Set problem: Find how many lines of the listing include the string "select", and report only that figure.
++++
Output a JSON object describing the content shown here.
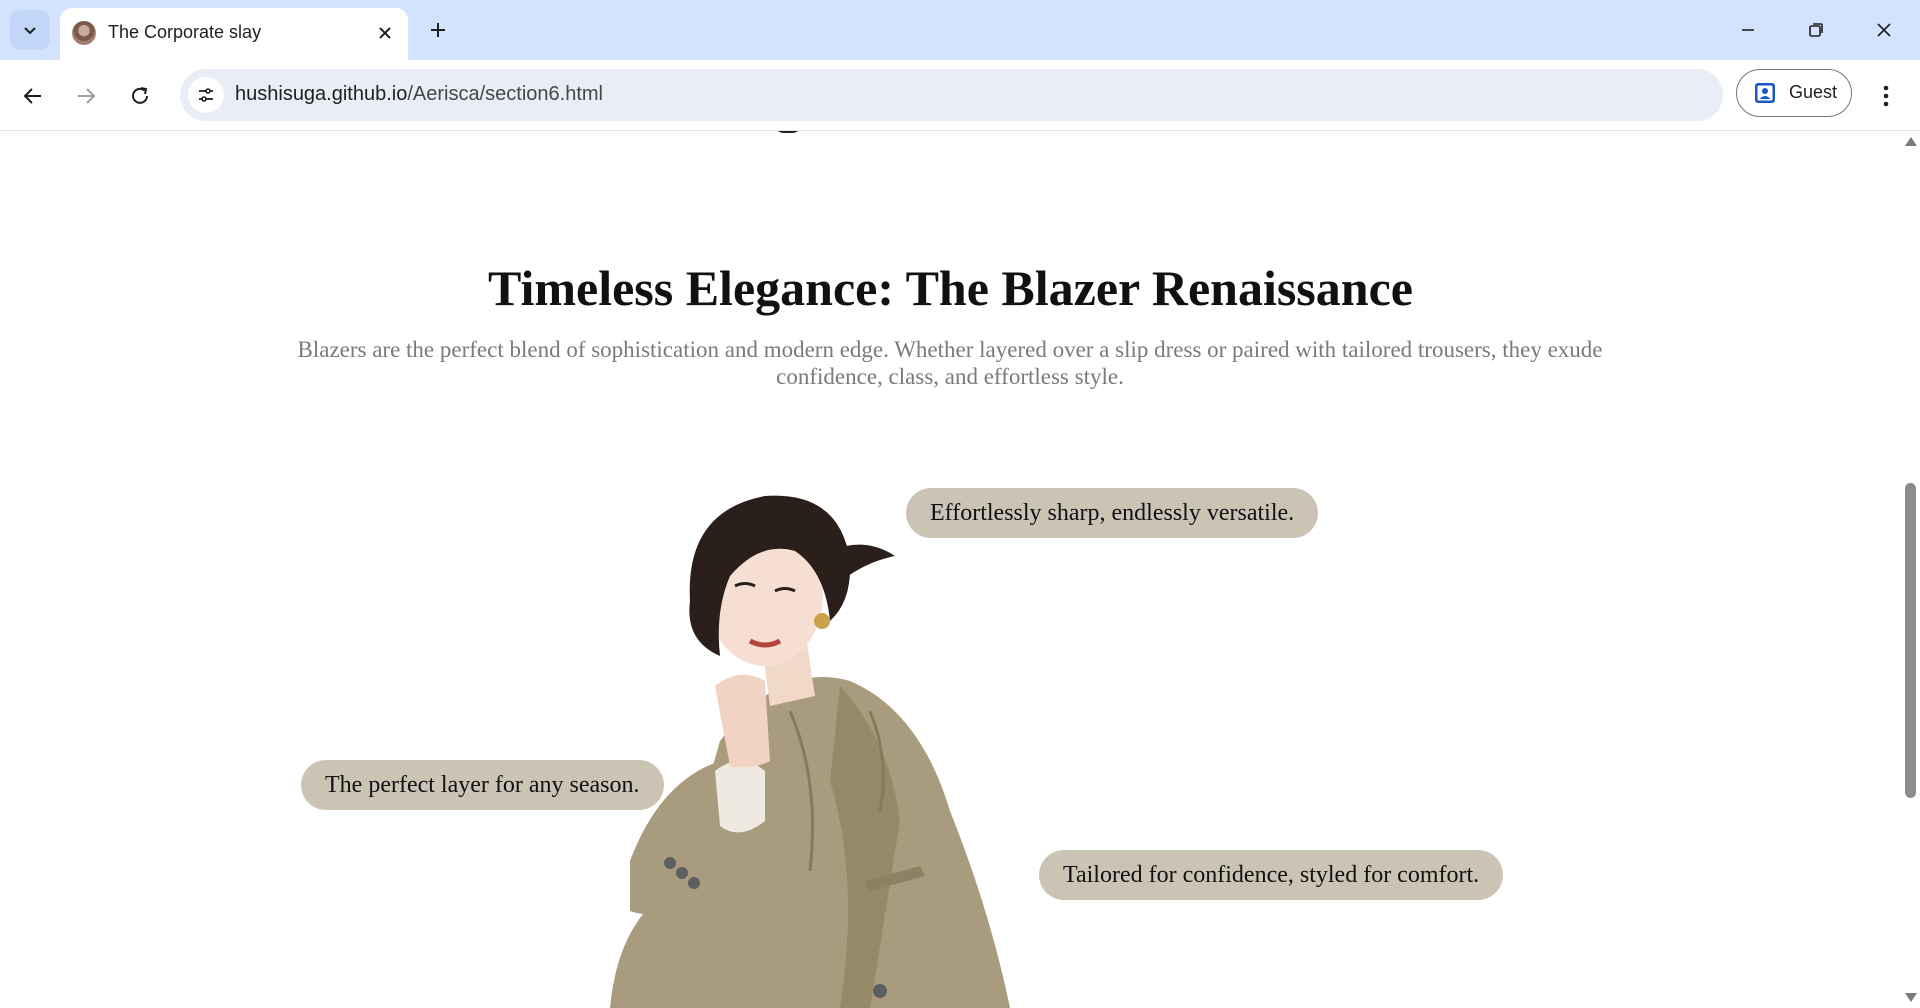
{
  "browser": {
    "tab_title": "The Corporate slay",
    "url_host": "hushisuga.github.io",
    "url_path": "/Aerisca/section6.html",
    "profile_label": "Guest",
    "icons": {
      "tab_search": "chevron-down-icon",
      "tab_close": "close-icon",
      "new_tab": "plus-icon",
      "minimize": "minimize-icon",
      "restore": "restore-icon",
      "close": "close-icon",
      "back": "arrow-left-icon",
      "forward": "arrow-right-icon",
      "reload": "reload-icon",
      "site_info": "tune-icon",
      "profile": "person-icon",
      "menu": "kebab-menu-icon"
    }
  },
  "page": {
    "title": "Timeless Elegance: The Blazer Renaissance",
    "description": "Blazers are the perfect blend of sophistication and modern edge. Whether layered over a slip dress or paired with tailored trousers, they exude confidence, class, and effortless style.",
    "captions": [
      "Effortlessly sharp, endlessly versatile.",
      "The perfect layer for any season.",
      "Tailored for confidence, styled for comfort."
    ],
    "colors": {
      "caption_bg": "#cbc4b4",
      "blazer": "#a99c7e",
      "hair": "#2a1f1b",
      "tabbar_bg": "#d3e3fd"
    }
  }
}
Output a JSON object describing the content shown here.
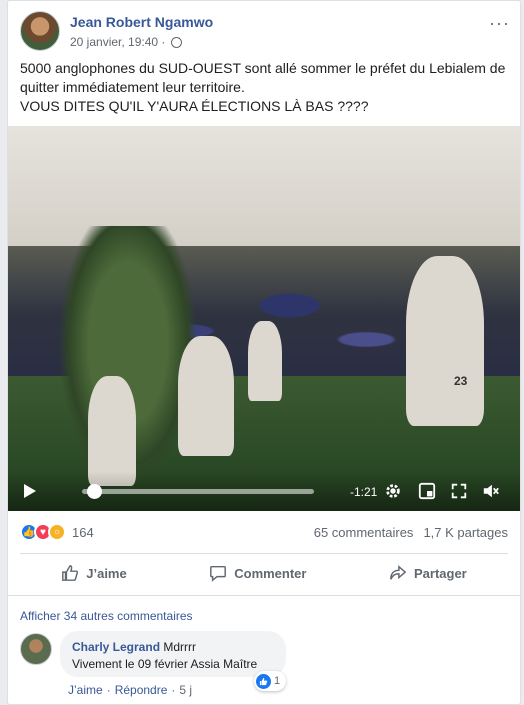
{
  "post": {
    "author": "Jean Robert Ngamwo",
    "timestamp": "20 janvier, 19:40 ·",
    "more_label": "···",
    "text_line1": "5000 anglophones du SUD-OUEST sont allé sommer le préfet du Lebialem de quitter immédiatement leur territoire.",
    "text_line2": "VOUS DITES QU'IL Y'AURA ÉLECTIONS LÀ BAS ????"
  },
  "video": {
    "time_remaining": "-1:21",
    "progress": 0.05,
    "jersey_number": "23"
  },
  "stats": {
    "reaction_count": "164",
    "comments": "65 commentaires",
    "shares": "1,7 K partages",
    "reaction_colors": {
      "like": "#1877f2",
      "love": "#f33e58",
      "wow": "#f7b125"
    }
  },
  "actions": {
    "like": "J’aime",
    "comment": "Commenter",
    "share": "Partager"
  },
  "comments": {
    "more_label": "Afficher 34 autres commentaires",
    "item": {
      "author": "Charly Legrand",
      "text_first": "Mdrrrr",
      "text_second": "Vivement le 09 février Assia Maître",
      "reaction_count": "1",
      "like_label": "J’aime",
      "reply_label": "Répondre",
      "age": "5 j",
      "dot": "·"
    }
  }
}
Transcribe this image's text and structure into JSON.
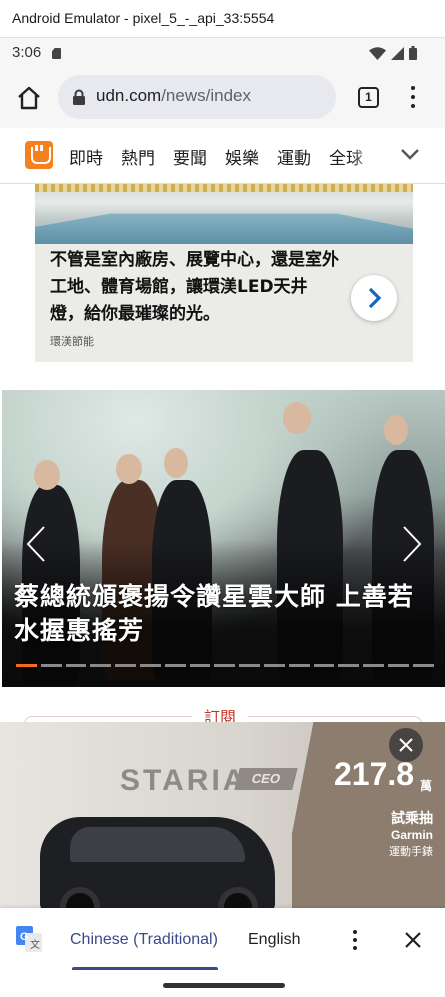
{
  "emulator": {
    "title": "Android Emulator - pixel_5_-_api_33:5554"
  },
  "status_bar": {
    "time": "3:06"
  },
  "browser": {
    "url_domain": "udn.com",
    "url_path": "/news/index",
    "tab_count": "1"
  },
  "nav": {
    "items": [
      "即時",
      "熱門",
      "要聞",
      "娛樂",
      "運動",
      "全球"
    ],
    "accent_color": "#f5801f"
  },
  "ad_top": {
    "text": "不管是室內廠房、展覽中心，還是室外工地、體育場館，讓環渼LED天井燈，給你最璀璨的光。",
    "brand": "環渼節能"
  },
  "slider": {
    "headline": "蔡總統頒褒揚令讚星雲大師 上善若水握惠搖芳",
    "slide_count": 17,
    "active_slide": 1,
    "active_color": "#f26b21"
  },
  "subscribe": {
    "label": "訂閱"
  },
  "ad_bottom": {
    "brand": "STARIA",
    "badge": "CEO",
    "price": "217.8",
    "price_unit": "萬",
    "promo_line1": "試乘抽",
    "promo_line2": "Garmin",
    "promo_line3": "運動手錶"
  },
  "translate_bar": {
    "source_language": "Chinese (Traditional)",
    "target_language": "English"
  }
}
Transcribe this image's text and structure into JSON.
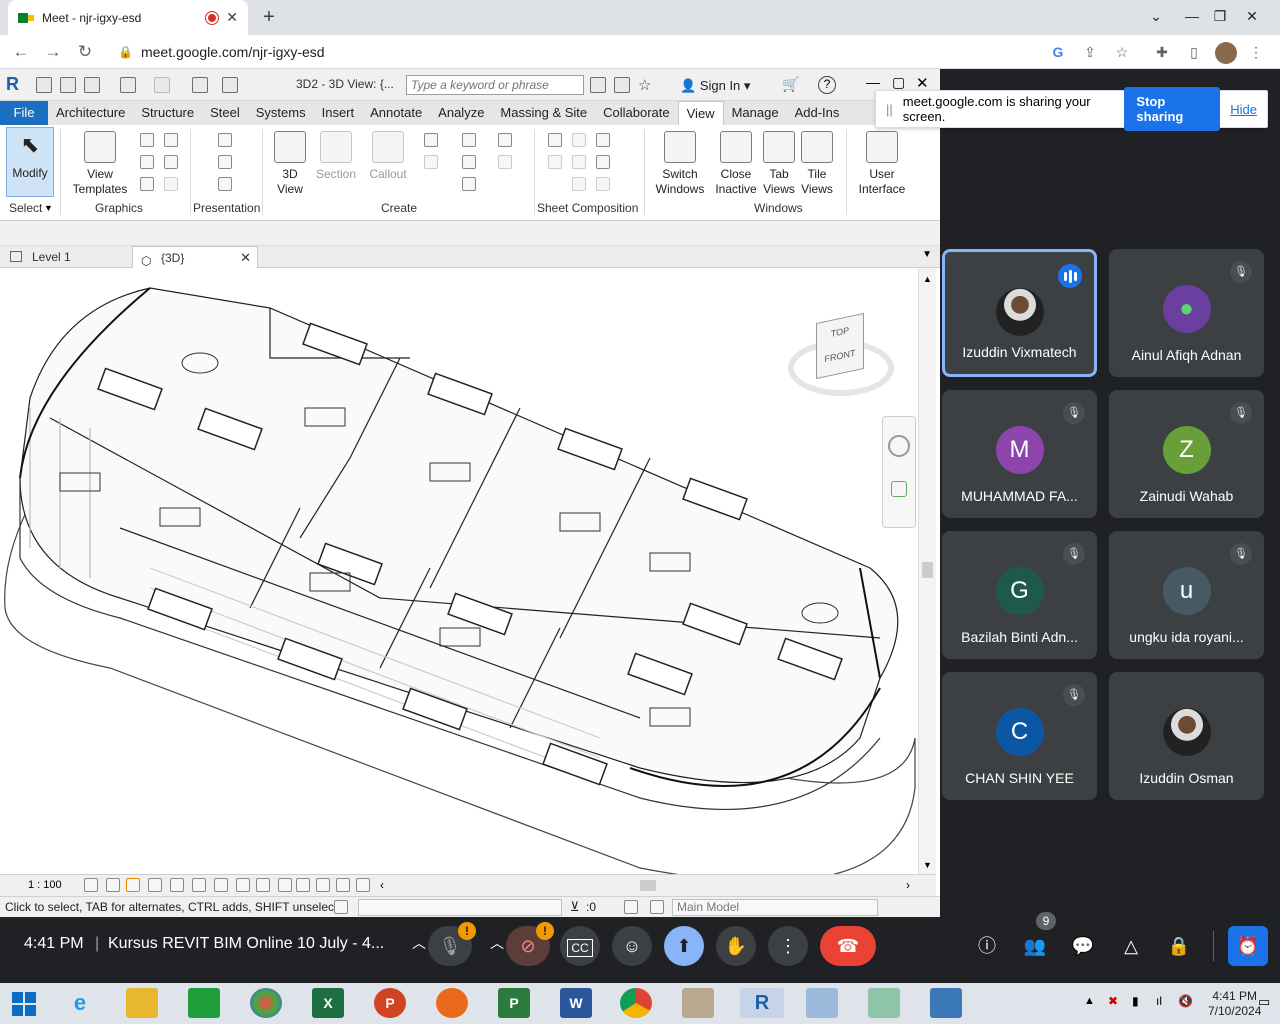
{
  "browser": {
    "tab_title": "Meet - njr-igxy-esd",
    "url": "meet.google.com/njr-igxy-esd"
  },
  "revit": {
    "doc_title": "3D2 - 3D View: {...",
    "search_placeholder": "Type a keyword or phrase",
    "sign_in": "Sign In",
    "ribbon_tabs": [
      "File",
      "Architecture",
      "Structure",
      "Steel",
      "Systems",
      "Insert",
      "Annotate",
      "Analyze",
      "Massing & Site",
      "Collaborate",
      "View",
      "Manage",
      "Add-Ins"
    ],
    "active_tab": "View",
    "buttons": {
      "modify": "Modify",
      "view_templates_1": "View",
      "view_templates_2": "Templates",
      "view3d_1": "3D",
      "view3d_2": "View",
      "section": "Section",
      "callout": "Callout",
      "switch_1": "Switch",
      "switch_2": "Windows",
      "close_1": "Close",
      "close_2": "Inactive",
      "tab_1": "Tab",
      "tab_2": "Views",
      "tile_1": "Tile",
      "tile_2": "Views",
      "ui_1": "User",
      "ui_2": "Interface"
    },
    "panels": {
      "select": "Select",
      "graphics": "Graphics",
      "presentation": "Presentation",
      "create": "Create",
      "sheet": "Sheet Composition",
      "windows": "Windows"
    },
    "view_tabs": {
      "level1": "Level 1",
      "threed": "{3D}"
    },
    "scale": "1 : 100",
    "status": "Click to select, TAB for alternates, CTRL adds, SHIFT unselects.",
    "filter_count": ":0",
    "model_dropdown": "Main Model",
    "viewcube_top": "TOP",
    "viewcube_front": "FRONT"
  },
  "share_banner": {
    "text": "meet.google.com is sharing your screen.",
    "stop": "Stop sharing",
    "hide": "Hide"
  },
  "participants": [
    {
      "name": "Izuddin Vixmatech",
      "initial": "",
      "color": "#5a5e63",
      "active": true
    },
    {
      "name": "Ainul Afiqh Adnan",
      "initial": "",
      "color": "#6b3fa0",
      "active": false
    },
    {
      "name": "MUHAMMAD FA...",
      "initial": "M",
      "color": "#8e44ad",
      "active": false
    },
    {
      "name": "Zainudi Wahab",
      "initial": "Z",
      "color": "#689f38",
      "active": false
    },
    {
      "name": "Bazilah Binti Adn...",
      "initial": "G",
      "color": "#1e5a4a",
      "active": false
    },
    {
      "name": "ungku ida royani...",
      "initial": "u",
      "color": "#455a64",
      "active": false
    },
    {
      "name": "CHAN SHIN YEE",
      "initial": "C",
      "color": "#0b57a4",
      "active": false
    },
    {
      "name": "Izuddin Osman",
      "initial": "",
      "color": "#5a5e63",
      "active": false
    }
  ],
  "meet": {
    "time": "4:41 PM",
    "meeting_title": "Kursus REVIT BIM Online 10 July - 4...",
    "participant_count": "9",
    "alert_badge": "!"
  },
  "taskbar": {
    "time": "4:41 PM",
    "date": "7/10/2024"
  },
  "colors": {
    "meet_blue": "#1a73e8",
    "end_call_red": "#ea4335",
    "revit_file_blue": "#1a6fbf"
  }
}
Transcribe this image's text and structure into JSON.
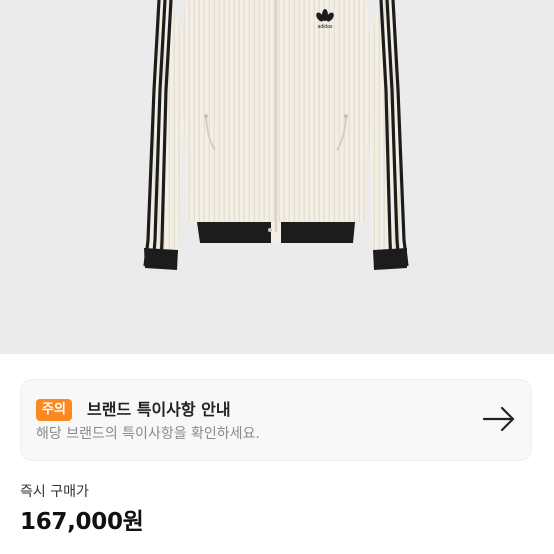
{
  "product": {
    "image_alt": "adidas",
    "logo_text": "adidas"
  },
  "notice": {
    "badge": "주의",
    "title": "브랜드 특이사항 안내",
    "description": "해당 브랜드의 특이사항을 확인하세요.",
    "arrow_icon": "arrow-right-icon"
  },
  "price": {
    "label": "즉시 구매가",
    "value": "167,000원"
  },
  "colors": {
    "badge": "#fa8a20",
    "image_background": "#ebebeb",
    "card_background": "#f8f8f8"
  }
}
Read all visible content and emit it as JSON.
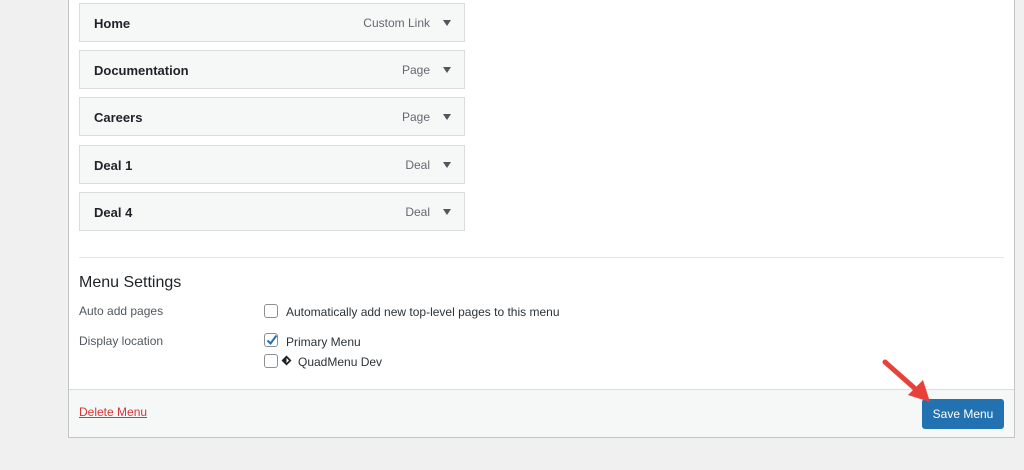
{
  "menu_items": [
    {
      "title": "Home",
      "type": "Custom Link"
    },
    {
      "title": "Documentation",
      "type": "Page"
    },
    {
      "title": "Careers",
      "type": "Page"
    },
    {
      "title": "Deal 1",
      "type": "Deal"
    },
    {
      "title": "Deal 4",
      "type": "Deal"
    }
  ],
  "settings": {
    "title": "Menu Settings",
    "auto_add_label": "Auto add pages",
    "auto_add_option": "Automatically add new top-level pages to this menu",
    "auto_add_checked": false,
    "display_location_label": "Display location",
    "locations": [
      {
        "label": "Primary Menu",
        "checked": true
      },
      {
        "label": "QuadMenu Dev",
        "checked": false,
        "icon": "diamond-icon"
      }
    ]
  },
  "footer": {
    "delete_label": "Delete Menu",
    "save_label": "Save Menu"
  },
  "colors": {
    "accent": "#2271b1",
    "delete": "#d63638",
    "annotation_arrow": "#e8413a"
  }
}
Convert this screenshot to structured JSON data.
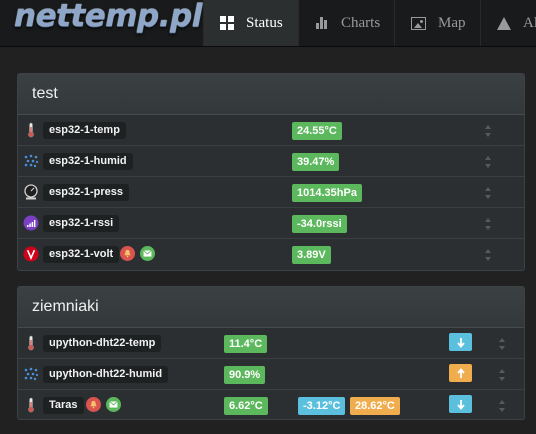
{
  "logo": "nettemp.pl",
  "nav": {
    "tabs": [
      {
        "label": "Status",
        "icon": "grid-icon"
      },
      {
        "label": "Charts",
        "icon": "bar-chart-icon"
      },
      {
        "label": "Map",
        "icon": "picture-icon"
      },
      {
        "label": "Al",
        "icon": "warning-icon"
      }
    ]
  },
  "groups": [
    {
      "title": "test",
      "rows": [
        {
          "name": "esp32-1-temp",
          "icon": "thermometer-icon",
          "value": "24.55°C"
        },
        {
          "name": "esp32-1-humid",
          "icon": "humidity-icon",
          "value": "39.47%"
        },
        {
          "name": "esp32-1-press",
          "icon": "gauge-icon",
          "value": "1014.35hPa"
        },
        {
          "name": "esp32-1-rssi",
          "icon": "signal-icon",
          "value": "-34.0rssi"
        },
        {
          "name": "esp32-1-volt",
          "icon": "voltage-icon",
          "value": "3.89V",
          "badges": [
            "bell-icon",
            "mail-icon"
          ]
        }
      ]
    },
    {
      "title": "ziemniaki",
      "rows": [
        {
          "name": "upython-dht22-temp",
          "icon": "thermometer-icon",
          "value": "11.4°C",
          "trend": "down"
        },
        {
          "name": "upython-dht22-humid",
          "icon": "humidity-icon",
          "value": "90.9%",
          "trend": "up"
        },
        {
          "name": "Taras",
          "icon": "thermometer-icon",
          "value": "6.62°C",
          "min": "-3.12°C",
          "max": "28.62°C",
          "trend": "down",
          "badges": [
            "bell-icon",
            "mail-icon"
          ]
        }
      ]
    }
  ],
  "colors": {
    "ok": "#5cb85c",
    "min": "#5bc0de",
    "max": "#f0ad4e"
  }
}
++++
Result for this task: 2